INSTRUCTIONS FOR THE TASK: Scan the lines below; pull out those with "Αγίων".

[Collection entries]
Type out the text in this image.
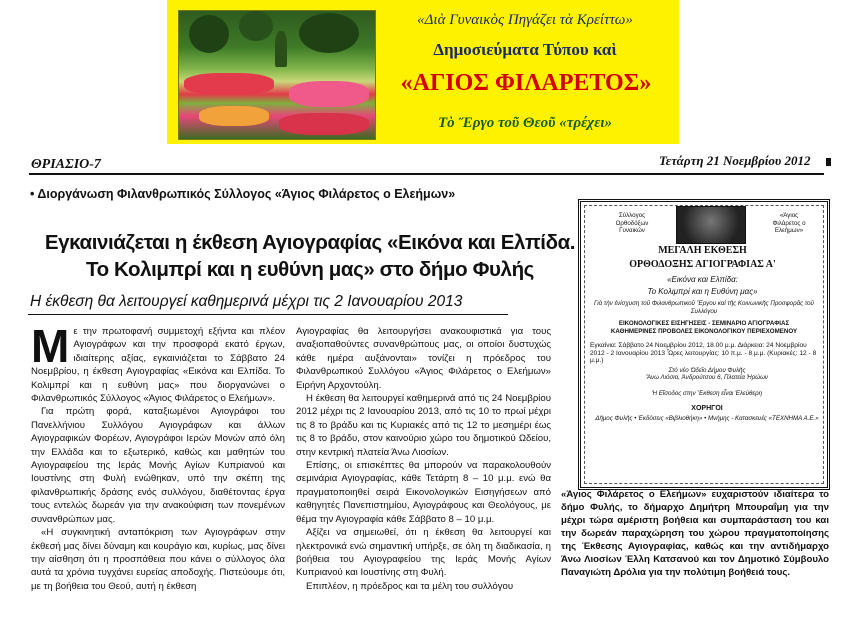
«Διὰ Γυναικὸς Πηγάζει τὰ Κρείττω»
Δημοσιεύματα Τύπου καὶ
«ΑΓΙΟΣ ΦΙΛΑΡΕΤΟΣ»
Τὸ Ἔργο τοῦ Θεοῦ «τρέχει»
ΘΡΙΑΣΙΟ-7	Τετάρτη 21 Νοεμβρίου 2012
• Διοργάνωση Φιλανθρωπικός Σύλλογος «Άγιος Φιλάρετος ο Ελεήμων»
Εγκαινιάζεται η έκθεση Αγιογραφίας «Εικόνα και Ελπίδα.
Το Κολιμπρί και η ευθύνη μας» στο δήμο Φυλής
Η έκθεση θα λειτουργεί καθημερινά μέχρι τις 2 Ιανουαρίου 2013

Με την πρωτοφανή συμμετοχή εξήντα και πλέον Αγιογράφων και την προσφορά εκατό έργων, ιδιαίτερης αξίας, εγκαινιάζεται το Σάββατο 24 Νοεμβρίου, η έκθεση Αγιογραφίας «Εικόνα και Ελπίδα. Το Κολιμπρί και η ευθύνη μας» που διοργανώνει ο Φιλανθρωπικός Σύλλογος «Άγιος Φιλάρετος ο Ελεήμων».

Για πρώτη φορά, καταξιωμένοι Αγιογράφοι του Πανελλήνιου Συλλόγου Αγιογράφων και άλλων Αγιογραφικών Φορέων, Αγιογράφοι Ιερών Μονών από όλη την Ελλάδα και το εξωτερικό, καθώς και μαθητών του Αγιογραφείου της Ιεράς Μονής Αγίων Κυπριανού και Ιουστίνης στη Φυλή ενώθηκαν, υπό την σκέπη της φιλανθρωπικής δράσης ενός συλλόγου, διαθέτοντας έργα τους εντελώς δωρεάν για την ανακούφιση των πονεμένων συνανθρώπων μας.

«Η συγκινητική ανταπόκριση των Αγιογράφων στην έκθεσή μας δίνει δύναμη και κουράγιο και, κυρίως, μας δίνει την αίσθηση ότι η προσπάθεια που κάνει ο σύλλογος όλα αυτά τα χρόνια τυγχάνει ευρείας αποδοχής. Πιστεύουμε ότι, με τη βοήθεια του Θεού, αυτή η έκθεση

Αγιογραφίας θα λειτουργήσει ανακουφιστικά για τους αναξιοπαθούντες συνανθρώπους μας, οι οποίοι δυστυχώς κάθε ημέρα αυξάνονται» τονίζει η πρόεδρος του Φιλανθρωπικού Συλλόγου «Άγιος Φιλάρετος ο Ελεήμων» Ειρήνη Αρχοντούλη.

Η έκθεση θα λειτουργεί καθημερινά από τις 24 Νοεμβρίου 2012 μέχρι τις 2 Ιανουαρίου 2013, από τις 10 το πρωί μέχρι τις 8 το βράδυ και τις Κυριακές από τις 12 το μεσημέρι έως τις 8 το βράδυ, στον καινούριο χώρο του δημοτικού Ωδείου, στην κεντρική πλατεία Άνω Λιοσίων.

Επίσης, οι επισκέπτες θα μπορούν να παρακολουθούν σεμινάρια Αγιογραφίας, κάθε Τετάρτη 8 – 10 μ.μ. ενώ θα πραγματοποιηθεί σειρά Εικονολογικών Εισηγήσεων από καθηγητές Πανεπιστημίου, Αγιογράφους και Θεολόγους, με θέμα την Αγιογραφία κάθε Σάββατο 8 – 10 μ.μ.

Αξίζει να σημειωθεί, ότι η έκθεση θα λειτουργεί και ηλεκτρονικά ενώ σημαντική υπήρξε, σε όλη τη διαδικασία, η βοήθεια του Αγιογραφείου της Ιεράς Μονής Αγίων Κυπριανού και Ιουστίνης στη Φυλή.

Επιπλέον, η πρόεδρος και τα μέλη του συλλόγου

Σύλλογος Ορθοδόξων Γυναικών
«Άγιος Φιλάρετος ο Ελεήμων»
ΜΕΓΑΛΗ ΕΚΘΕΣΗ
ΟΡΘΟΔΟΞΗΣ ΑΓΙΟΓΡΑΦΙΑΣ Α'
«Εικόνα και Ελπίδα:
Το Κολιμπρί και η Ευθύνη μας»
Γιά τὴν ἐνίσχυση τοῦ Φιλανθρωπικοῦ Ἔργου καὶ τῆς Κοινωνικῆς Προσφορᾶς τοῦ Συλλόγου
ΕΙΚΟΝΟΛΟΓΙΚΕΣ ΕΙΣΗΓΗΣΕΙΣ - ΣΕΜΙΝΑΡΙΟ ΑΓΙΟΓΡΑΦΙΑΣ
ΚΑΘΗΜΕΡΙΝΕΣ ΠΡΟΒΟΛΕΣ ΕΙΚΟΝΟΛΟΓΙΚΟΥ ΠΕΡΙΕΧΟΜΕΝΟΥ
Εγκαίνια: Σάββατο 24 Νοεμβρίου 2012, 18.00 μ.μ. Διάρκεια: 24 Νοεμβρίου 2012 - 2 Ιανουαρίου 2013 Ὧρες λειτουργίας: 10 π.μ. - 8 μ.μ. (Κυριακές: 12 - 8 μ.μ.)
Στὸ νέο Ὠδεῖο Δήμου Φυλῆς
Ἄνω Λιόσια, Ἀνδρούτσου 6, Πλατεία Ἡρώων
Ἡ Εἴσοδος στην Ἔκθεση εἶναι Ἐλεύθερη
ΧΟΡΗΓΟΙ
Δῆμος Φυλῆς • Ἐκδόσεις «Βιβλιοθήκη» • Μνήμης - Κατασκευές «ΤΕΧΝΗΜΑ Α.Ε.»
«Άγιος Φιλάρετος ο Ελεήμων» ευχαριστούν ιδιαίτερα το δήμο Φυλής, το δήμαρχο Δημήτρη Μπουραΐμη για την μέχρι τώρα αμέριστη βοήθεια και συμπαράσταση του και την δωρεάν παραχώρηση του χώρου πραγματοποίησης της Έκθεσης Αγιογραφίας, καθώς και την αντιδήμαρχο Άνω Λιοσίων Έλλη Κατσανού και τον Δημοτικό Σύμβουλο Παναγιώτη Δρόλια για την πολύτιμη βοήθειά τους.
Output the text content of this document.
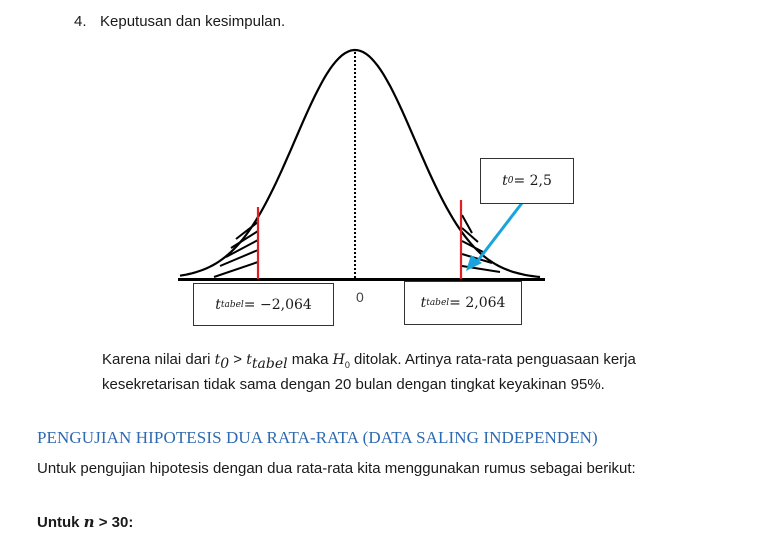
4. Keputusan dan kesimpulan.
t 0 = 2,5
t tabel = −2,064	t tabel = 2,064
0
Karena nilai dari $t_0 > t_{tabel}$ maka $H_0$ ditolak. Artinya rata-rata penguasaan kerja kesekretarisan tidak sama dengan 20 bulan dengan tingkat keyakinan 95%.
PENGUJIAN HIPOTESIS DUA RATA-RATA (DATA SALING INDEPENDEN)
Untuk pengujian hipotesis dengan dua rata-rata kita menggunakan rumus sebagai berikut:
Untuk n > 30:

FINAL ANSWER:
Για πρώτη φορά, καταξιωμένοι Αγιογράφοι του Πανελλήνιου Συλλόγου Αγιογράφων και άλλων Αγιογραφικών Φορέων, Αγιογράφοι Ιερών Μονών από όλη την Ελλάδα και το εξωτερικό, καθώς και μαθητών του Αγιογραφείου της Ιεράς Μονής Αγίων Κυπριανού και Ιουστίνης στη Φυλή ενώθηκαν, υπό την σκέπη της φιλανθρωπικής δράσης ενός συλλόγου, διαθέτοντας έργα τους εντελώς δωρεάν για την ανακούφιση των πονεμένων συνανθρώπων μας.
Αξίζει να σημειωθεί, ότι η έκθεση θα λειτουργεί και ηλεκτρονικά ενώ σημαντική υπήρξε, σε όλη τη διαδικασία, η βοήθεια του Αγιογραφείου της Ιεράς Μονής Αγίων Κυπριανού και Ιουστίνης στη Φυλή.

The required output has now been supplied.